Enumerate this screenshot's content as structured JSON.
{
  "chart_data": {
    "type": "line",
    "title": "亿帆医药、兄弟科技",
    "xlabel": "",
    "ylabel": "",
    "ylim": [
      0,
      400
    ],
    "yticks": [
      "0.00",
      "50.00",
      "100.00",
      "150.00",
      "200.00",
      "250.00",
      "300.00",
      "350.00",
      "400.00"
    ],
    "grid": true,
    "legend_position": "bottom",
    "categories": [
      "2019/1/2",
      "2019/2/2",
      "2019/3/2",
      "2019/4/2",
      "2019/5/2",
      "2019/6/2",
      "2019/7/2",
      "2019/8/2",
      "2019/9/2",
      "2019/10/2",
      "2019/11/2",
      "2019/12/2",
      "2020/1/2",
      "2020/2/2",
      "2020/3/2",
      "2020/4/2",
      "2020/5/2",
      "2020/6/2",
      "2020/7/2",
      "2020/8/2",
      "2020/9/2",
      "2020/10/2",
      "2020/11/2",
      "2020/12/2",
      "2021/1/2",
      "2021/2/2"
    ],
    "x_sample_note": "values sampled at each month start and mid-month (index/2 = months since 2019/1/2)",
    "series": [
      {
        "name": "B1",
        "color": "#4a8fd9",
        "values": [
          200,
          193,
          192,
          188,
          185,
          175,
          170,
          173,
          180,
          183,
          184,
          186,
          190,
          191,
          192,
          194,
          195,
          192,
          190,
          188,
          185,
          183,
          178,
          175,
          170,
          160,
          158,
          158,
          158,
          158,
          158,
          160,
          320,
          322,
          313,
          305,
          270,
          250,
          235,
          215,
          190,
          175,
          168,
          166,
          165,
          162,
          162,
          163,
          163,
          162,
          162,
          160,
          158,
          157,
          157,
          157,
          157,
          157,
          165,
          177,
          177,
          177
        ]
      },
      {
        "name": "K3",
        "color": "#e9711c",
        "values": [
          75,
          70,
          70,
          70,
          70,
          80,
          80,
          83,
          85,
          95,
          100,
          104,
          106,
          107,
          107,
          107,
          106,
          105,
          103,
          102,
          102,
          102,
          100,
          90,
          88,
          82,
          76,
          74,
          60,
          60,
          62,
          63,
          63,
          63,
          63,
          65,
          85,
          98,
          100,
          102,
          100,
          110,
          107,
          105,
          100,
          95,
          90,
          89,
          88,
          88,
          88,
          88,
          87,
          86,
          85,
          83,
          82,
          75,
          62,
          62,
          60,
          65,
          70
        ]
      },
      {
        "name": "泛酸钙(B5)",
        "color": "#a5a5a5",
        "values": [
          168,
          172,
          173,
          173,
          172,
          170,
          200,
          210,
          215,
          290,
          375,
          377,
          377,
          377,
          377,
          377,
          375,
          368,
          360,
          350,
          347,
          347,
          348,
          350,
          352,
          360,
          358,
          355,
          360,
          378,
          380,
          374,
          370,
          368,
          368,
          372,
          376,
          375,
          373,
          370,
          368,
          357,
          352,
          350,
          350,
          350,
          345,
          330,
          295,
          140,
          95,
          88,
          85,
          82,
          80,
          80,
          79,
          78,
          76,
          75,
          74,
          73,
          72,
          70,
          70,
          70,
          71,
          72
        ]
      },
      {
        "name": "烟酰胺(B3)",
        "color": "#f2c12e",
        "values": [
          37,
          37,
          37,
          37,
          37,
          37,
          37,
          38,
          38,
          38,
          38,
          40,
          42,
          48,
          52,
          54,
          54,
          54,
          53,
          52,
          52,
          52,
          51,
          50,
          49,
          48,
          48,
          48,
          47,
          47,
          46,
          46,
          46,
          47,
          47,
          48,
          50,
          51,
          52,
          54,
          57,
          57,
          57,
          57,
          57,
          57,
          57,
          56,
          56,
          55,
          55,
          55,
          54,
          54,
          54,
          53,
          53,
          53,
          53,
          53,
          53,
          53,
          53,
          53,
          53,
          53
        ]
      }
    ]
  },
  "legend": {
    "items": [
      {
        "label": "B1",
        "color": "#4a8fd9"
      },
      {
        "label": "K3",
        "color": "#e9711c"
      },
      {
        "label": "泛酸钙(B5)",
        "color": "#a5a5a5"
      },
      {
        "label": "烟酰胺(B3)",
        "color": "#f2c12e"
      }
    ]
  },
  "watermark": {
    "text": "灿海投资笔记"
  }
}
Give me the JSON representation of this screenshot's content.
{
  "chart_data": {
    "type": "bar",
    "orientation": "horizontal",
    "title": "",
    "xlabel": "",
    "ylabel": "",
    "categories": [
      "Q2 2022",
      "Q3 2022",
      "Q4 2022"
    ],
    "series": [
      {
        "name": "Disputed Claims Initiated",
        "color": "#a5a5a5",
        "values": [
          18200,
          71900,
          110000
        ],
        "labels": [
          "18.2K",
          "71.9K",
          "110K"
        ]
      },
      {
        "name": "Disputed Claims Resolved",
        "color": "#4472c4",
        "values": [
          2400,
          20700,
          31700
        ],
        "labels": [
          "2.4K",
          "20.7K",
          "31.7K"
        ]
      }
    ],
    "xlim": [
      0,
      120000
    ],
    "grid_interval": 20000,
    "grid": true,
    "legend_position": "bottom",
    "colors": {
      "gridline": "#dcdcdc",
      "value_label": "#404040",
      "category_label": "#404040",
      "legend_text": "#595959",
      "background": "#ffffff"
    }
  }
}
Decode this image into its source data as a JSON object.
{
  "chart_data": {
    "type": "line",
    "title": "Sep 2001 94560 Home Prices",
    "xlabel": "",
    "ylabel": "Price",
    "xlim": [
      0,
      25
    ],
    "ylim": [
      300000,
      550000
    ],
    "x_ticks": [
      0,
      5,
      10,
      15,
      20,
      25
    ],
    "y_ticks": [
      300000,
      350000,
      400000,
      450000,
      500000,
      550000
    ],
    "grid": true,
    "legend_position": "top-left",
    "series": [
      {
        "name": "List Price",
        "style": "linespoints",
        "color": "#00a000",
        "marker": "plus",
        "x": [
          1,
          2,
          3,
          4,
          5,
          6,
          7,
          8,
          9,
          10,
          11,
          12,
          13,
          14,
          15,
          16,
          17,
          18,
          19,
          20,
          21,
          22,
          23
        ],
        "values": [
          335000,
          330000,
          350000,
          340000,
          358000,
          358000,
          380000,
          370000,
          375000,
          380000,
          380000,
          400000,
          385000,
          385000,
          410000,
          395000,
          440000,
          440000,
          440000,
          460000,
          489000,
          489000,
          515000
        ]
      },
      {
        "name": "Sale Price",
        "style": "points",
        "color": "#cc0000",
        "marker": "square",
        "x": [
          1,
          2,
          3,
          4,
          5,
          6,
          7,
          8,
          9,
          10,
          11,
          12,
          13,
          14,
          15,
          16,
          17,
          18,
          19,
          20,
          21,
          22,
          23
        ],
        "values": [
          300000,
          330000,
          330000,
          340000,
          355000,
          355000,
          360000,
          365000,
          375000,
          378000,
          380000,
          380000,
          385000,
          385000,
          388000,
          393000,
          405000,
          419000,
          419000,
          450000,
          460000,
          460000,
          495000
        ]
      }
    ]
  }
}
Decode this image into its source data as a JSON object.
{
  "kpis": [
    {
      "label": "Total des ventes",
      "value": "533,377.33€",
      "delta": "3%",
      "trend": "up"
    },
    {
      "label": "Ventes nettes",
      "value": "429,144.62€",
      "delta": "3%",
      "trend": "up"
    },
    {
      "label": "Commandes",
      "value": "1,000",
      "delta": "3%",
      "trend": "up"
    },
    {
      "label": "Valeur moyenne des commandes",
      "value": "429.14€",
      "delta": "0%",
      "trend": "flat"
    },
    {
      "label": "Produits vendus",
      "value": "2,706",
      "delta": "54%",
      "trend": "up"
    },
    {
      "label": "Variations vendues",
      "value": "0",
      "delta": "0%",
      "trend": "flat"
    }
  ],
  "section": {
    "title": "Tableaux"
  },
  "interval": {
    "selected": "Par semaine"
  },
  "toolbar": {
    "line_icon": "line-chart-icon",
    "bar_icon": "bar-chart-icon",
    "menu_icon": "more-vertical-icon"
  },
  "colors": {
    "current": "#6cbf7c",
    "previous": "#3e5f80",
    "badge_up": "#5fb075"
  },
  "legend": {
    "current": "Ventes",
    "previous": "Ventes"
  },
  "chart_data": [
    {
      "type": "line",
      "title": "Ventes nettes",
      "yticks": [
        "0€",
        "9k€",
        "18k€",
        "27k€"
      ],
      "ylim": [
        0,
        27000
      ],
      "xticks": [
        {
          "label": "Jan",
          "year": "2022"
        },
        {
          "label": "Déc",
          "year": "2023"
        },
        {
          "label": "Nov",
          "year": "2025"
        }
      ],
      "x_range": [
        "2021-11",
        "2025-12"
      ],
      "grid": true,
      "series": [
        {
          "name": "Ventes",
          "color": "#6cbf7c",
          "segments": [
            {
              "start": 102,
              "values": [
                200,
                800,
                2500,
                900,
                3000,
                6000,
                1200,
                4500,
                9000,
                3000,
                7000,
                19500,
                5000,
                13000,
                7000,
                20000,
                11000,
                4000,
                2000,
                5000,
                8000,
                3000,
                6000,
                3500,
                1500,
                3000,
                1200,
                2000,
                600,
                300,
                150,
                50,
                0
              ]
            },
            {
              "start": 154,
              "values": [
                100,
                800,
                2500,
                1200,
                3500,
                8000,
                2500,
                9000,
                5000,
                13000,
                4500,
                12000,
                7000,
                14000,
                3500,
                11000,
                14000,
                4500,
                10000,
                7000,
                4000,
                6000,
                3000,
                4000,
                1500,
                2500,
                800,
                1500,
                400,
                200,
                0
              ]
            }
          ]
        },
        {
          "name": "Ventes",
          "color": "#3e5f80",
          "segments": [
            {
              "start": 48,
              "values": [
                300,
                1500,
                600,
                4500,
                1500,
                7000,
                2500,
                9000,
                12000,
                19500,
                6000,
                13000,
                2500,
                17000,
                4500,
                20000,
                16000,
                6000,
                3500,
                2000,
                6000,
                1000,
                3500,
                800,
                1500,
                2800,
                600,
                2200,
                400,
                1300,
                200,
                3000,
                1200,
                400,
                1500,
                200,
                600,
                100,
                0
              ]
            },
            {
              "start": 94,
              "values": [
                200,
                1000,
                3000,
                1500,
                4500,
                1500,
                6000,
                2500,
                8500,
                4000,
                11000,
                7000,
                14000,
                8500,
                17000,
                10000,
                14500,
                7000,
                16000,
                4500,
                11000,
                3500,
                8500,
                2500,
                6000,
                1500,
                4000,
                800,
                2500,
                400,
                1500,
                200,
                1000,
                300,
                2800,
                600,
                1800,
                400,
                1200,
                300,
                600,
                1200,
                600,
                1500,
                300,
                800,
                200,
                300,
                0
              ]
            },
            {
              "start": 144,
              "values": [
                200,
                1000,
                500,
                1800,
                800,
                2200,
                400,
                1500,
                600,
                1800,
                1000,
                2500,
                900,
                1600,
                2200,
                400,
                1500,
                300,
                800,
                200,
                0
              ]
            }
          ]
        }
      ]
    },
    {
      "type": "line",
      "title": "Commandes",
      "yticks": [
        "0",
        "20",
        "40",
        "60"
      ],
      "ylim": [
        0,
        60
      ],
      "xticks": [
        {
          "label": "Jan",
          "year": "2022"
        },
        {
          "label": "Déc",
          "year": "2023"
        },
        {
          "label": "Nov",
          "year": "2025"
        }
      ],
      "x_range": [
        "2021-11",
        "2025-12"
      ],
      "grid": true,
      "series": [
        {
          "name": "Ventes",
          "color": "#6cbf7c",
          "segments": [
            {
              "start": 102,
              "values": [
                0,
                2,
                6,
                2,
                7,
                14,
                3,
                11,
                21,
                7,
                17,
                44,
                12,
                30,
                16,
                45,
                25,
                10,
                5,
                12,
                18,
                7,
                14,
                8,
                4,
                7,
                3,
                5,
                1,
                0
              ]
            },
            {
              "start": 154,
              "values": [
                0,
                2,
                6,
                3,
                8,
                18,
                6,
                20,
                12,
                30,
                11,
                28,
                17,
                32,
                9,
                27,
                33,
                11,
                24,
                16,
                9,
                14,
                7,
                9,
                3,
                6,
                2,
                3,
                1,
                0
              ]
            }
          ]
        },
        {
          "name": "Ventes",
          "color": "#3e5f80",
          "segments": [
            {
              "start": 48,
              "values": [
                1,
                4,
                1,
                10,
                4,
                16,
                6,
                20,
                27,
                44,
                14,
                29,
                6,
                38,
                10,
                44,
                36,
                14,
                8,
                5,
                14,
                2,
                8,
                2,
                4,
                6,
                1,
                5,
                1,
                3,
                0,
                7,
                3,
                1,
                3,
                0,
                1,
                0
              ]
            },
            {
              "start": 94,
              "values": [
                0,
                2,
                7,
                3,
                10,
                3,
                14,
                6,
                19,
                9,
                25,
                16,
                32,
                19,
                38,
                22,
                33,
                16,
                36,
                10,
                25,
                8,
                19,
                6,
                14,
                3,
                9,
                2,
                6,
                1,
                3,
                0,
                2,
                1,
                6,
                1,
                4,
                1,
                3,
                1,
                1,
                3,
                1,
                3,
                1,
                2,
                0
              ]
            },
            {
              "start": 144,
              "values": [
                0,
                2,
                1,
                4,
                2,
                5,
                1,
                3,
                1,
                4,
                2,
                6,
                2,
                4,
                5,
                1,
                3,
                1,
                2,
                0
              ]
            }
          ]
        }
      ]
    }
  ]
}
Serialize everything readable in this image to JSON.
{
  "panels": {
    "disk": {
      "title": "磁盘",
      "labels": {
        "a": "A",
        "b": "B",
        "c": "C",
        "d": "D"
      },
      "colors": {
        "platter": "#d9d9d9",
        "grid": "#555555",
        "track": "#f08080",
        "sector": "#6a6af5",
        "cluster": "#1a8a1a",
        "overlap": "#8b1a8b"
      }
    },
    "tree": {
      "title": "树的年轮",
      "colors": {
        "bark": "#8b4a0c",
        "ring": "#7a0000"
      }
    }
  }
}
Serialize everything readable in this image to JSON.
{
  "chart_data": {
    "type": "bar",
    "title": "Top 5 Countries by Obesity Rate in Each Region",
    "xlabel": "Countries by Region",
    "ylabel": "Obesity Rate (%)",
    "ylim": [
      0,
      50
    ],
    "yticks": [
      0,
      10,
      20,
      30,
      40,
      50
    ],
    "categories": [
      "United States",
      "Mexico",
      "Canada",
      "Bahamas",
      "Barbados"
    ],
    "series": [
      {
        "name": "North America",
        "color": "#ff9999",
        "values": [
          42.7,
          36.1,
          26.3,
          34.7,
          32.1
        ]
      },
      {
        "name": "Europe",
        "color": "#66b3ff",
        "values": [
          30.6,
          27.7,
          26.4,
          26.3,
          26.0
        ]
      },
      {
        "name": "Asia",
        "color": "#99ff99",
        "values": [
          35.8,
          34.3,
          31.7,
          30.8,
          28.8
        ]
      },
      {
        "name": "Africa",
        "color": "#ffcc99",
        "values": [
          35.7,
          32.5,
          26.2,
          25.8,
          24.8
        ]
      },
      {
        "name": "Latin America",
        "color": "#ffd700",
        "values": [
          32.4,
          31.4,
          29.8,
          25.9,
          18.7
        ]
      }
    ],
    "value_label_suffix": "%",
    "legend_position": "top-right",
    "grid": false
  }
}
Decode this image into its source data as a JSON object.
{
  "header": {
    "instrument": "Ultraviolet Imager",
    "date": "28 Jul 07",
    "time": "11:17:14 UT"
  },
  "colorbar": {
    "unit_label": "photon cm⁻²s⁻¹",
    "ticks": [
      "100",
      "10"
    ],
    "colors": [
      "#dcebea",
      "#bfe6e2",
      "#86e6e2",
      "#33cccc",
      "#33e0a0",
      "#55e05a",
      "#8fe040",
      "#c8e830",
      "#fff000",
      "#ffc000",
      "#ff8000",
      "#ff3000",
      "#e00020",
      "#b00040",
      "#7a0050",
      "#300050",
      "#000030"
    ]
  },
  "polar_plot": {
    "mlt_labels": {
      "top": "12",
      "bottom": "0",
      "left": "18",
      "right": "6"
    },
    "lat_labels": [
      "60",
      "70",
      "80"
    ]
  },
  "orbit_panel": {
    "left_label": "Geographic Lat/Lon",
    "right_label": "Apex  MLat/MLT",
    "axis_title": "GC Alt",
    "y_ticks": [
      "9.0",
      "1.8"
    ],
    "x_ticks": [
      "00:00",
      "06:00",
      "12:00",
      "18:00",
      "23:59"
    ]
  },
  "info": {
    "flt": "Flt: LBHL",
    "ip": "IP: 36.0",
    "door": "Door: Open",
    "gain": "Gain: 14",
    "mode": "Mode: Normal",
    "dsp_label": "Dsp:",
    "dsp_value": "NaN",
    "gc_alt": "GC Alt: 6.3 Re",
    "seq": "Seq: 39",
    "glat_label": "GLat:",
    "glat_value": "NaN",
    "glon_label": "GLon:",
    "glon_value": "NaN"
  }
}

====================

#### [Task instructions]
Pick each line holding the word "America" out of the data and copy it.

#### [Exercise response]
        "name": "North America",
        "name": "Latin America",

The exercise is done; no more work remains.